▸ REQUIREMENT
Lines holding the string "Arab" are the ones to copy from this listing.

[START OF EXERCISE INPUT]

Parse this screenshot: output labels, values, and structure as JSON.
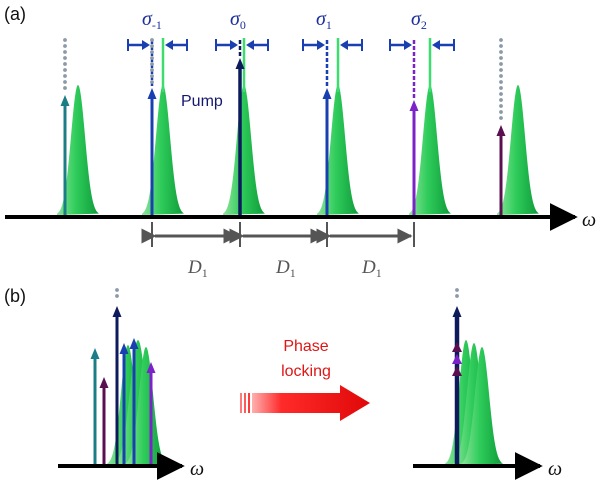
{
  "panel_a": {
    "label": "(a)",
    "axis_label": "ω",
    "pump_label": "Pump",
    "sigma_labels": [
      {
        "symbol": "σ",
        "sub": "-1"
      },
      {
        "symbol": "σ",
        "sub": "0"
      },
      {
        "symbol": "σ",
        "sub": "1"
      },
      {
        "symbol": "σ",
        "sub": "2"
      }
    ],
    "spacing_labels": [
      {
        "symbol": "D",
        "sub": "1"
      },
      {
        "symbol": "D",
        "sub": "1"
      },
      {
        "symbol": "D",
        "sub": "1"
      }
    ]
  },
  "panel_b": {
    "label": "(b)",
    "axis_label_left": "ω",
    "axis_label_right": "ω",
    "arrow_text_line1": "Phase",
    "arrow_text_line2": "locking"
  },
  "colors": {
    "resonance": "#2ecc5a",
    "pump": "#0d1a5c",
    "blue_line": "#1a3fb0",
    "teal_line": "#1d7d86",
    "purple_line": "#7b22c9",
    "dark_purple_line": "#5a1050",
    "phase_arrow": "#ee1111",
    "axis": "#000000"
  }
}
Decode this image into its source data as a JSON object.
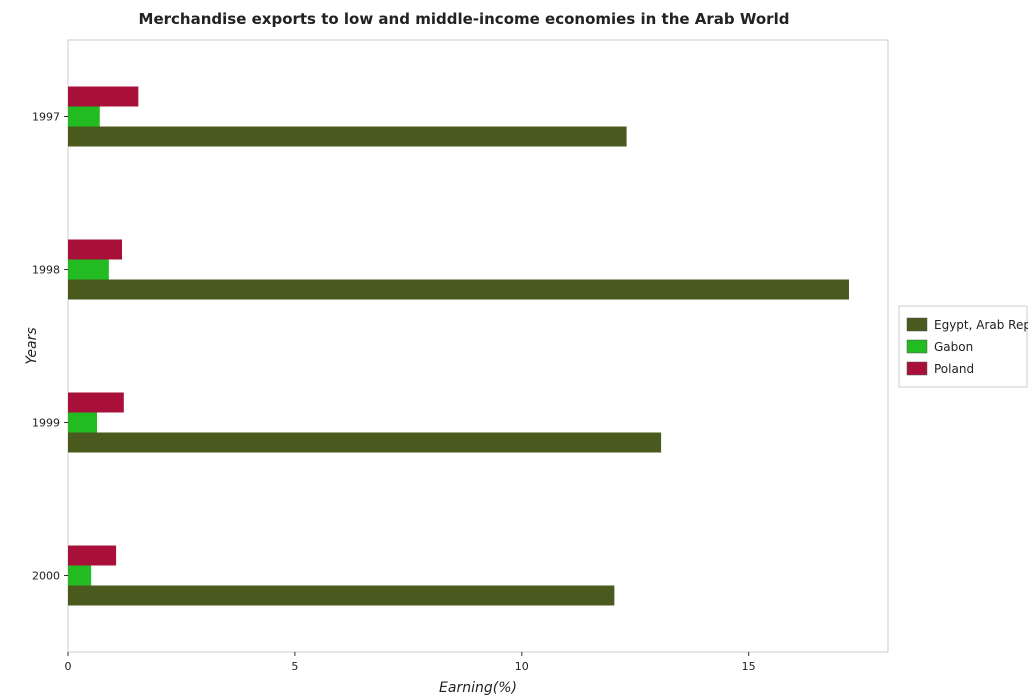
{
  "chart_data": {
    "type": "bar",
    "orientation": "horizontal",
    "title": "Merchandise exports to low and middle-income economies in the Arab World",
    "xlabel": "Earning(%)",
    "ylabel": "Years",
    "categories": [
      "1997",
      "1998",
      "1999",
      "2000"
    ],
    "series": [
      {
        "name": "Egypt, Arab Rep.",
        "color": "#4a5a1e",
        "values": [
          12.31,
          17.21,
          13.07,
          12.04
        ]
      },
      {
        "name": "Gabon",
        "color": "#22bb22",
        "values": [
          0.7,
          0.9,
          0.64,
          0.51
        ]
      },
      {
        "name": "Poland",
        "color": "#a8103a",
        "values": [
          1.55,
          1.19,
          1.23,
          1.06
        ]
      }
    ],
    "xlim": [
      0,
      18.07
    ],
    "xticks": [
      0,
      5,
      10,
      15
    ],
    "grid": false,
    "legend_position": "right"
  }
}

[END OF EXERCISE INPUT]

▸ SOLVED PROBLEM
    "title": "Merchandise exports to low and middle-income economies in the Arab World",
        "name": "Egypt, Arab Rep.",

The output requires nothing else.